-- START OF RECORD EXCERPTS --

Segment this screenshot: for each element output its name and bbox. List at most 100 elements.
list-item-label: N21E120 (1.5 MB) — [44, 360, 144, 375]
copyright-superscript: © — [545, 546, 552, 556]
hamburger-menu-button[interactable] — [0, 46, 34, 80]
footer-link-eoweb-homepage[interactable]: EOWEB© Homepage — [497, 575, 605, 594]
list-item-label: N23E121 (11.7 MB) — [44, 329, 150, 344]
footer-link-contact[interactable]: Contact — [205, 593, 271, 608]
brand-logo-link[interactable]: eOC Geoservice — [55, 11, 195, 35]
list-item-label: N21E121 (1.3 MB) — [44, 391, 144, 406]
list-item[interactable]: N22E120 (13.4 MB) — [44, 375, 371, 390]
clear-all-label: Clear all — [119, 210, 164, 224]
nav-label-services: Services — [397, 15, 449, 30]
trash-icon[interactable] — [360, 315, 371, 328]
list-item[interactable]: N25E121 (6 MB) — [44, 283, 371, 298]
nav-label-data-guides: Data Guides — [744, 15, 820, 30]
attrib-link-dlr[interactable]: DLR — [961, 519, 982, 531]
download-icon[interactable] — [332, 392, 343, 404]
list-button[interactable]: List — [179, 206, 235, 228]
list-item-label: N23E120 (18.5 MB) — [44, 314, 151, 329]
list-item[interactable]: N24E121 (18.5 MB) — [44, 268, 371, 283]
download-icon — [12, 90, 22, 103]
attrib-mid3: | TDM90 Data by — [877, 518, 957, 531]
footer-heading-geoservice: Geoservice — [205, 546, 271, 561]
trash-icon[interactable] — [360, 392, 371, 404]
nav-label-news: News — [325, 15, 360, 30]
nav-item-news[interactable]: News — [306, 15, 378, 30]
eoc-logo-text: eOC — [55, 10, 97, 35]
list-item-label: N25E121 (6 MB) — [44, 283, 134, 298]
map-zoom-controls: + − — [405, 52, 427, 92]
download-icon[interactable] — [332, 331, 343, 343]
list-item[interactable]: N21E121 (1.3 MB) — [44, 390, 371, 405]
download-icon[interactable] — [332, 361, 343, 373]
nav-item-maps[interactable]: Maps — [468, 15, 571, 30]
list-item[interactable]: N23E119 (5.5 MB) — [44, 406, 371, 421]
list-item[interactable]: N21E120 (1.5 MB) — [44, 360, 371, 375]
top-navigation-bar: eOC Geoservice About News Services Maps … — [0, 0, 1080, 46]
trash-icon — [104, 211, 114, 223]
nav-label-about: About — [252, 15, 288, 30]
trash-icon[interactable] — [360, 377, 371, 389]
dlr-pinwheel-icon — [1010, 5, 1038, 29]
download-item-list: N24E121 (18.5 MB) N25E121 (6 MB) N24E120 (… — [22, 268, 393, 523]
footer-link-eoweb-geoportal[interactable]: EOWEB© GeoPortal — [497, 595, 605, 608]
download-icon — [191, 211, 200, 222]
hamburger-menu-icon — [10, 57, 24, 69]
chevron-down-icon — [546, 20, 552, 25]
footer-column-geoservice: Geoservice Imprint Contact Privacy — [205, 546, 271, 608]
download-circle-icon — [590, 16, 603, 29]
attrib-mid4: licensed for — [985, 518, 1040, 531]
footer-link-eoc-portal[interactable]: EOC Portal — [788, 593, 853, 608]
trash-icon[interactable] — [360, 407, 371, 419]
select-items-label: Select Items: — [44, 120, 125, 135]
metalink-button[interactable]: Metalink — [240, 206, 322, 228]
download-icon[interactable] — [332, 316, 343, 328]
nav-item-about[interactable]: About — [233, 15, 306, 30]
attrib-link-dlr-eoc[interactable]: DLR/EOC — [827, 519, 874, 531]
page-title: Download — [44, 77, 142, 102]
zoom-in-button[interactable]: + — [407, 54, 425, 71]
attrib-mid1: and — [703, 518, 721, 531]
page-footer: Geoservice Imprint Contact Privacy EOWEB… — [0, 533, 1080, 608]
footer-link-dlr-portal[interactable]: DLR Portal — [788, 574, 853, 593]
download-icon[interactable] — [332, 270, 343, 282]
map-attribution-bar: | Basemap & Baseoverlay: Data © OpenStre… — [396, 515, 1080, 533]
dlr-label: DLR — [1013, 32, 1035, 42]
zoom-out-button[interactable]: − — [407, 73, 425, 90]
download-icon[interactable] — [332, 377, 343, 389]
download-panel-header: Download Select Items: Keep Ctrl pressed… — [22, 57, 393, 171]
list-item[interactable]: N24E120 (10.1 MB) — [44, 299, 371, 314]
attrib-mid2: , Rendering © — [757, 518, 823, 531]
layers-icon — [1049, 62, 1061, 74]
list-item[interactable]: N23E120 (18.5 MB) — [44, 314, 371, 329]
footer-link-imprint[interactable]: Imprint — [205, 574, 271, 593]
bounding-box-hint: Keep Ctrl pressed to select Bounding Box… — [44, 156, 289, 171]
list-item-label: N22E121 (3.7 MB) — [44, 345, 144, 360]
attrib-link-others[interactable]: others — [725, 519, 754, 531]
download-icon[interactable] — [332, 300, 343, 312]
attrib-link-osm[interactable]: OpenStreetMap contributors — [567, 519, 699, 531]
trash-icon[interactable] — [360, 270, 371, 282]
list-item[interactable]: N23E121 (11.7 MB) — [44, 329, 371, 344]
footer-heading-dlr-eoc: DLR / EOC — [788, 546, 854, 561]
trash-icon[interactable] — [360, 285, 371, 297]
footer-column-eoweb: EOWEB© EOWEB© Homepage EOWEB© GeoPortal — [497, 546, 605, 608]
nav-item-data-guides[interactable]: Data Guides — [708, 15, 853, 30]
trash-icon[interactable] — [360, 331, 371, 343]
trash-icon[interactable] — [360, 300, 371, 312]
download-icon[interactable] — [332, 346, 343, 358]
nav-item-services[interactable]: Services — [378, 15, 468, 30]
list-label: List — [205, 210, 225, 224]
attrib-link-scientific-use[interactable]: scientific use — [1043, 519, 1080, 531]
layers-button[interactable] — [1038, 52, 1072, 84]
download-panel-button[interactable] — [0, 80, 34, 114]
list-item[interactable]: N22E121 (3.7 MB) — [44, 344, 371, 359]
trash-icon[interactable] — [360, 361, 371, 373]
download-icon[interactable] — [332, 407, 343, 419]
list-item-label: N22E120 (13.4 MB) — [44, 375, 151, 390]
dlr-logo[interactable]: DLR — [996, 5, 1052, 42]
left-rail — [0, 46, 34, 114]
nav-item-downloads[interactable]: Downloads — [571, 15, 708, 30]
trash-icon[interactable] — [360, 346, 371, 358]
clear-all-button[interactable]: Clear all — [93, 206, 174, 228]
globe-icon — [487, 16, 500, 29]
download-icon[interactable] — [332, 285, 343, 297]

-- END OF RECORD EXCERPTS --

Locate each line above that contains the string "panel" and copy those lines in full. Only matches with the same capitalization count.

download-panel-header: Download Select Items: Keep Ctrl pressed… — [22, 57, 393, 171]
download-panel-button[interactable] — [0, 80, 34, 114]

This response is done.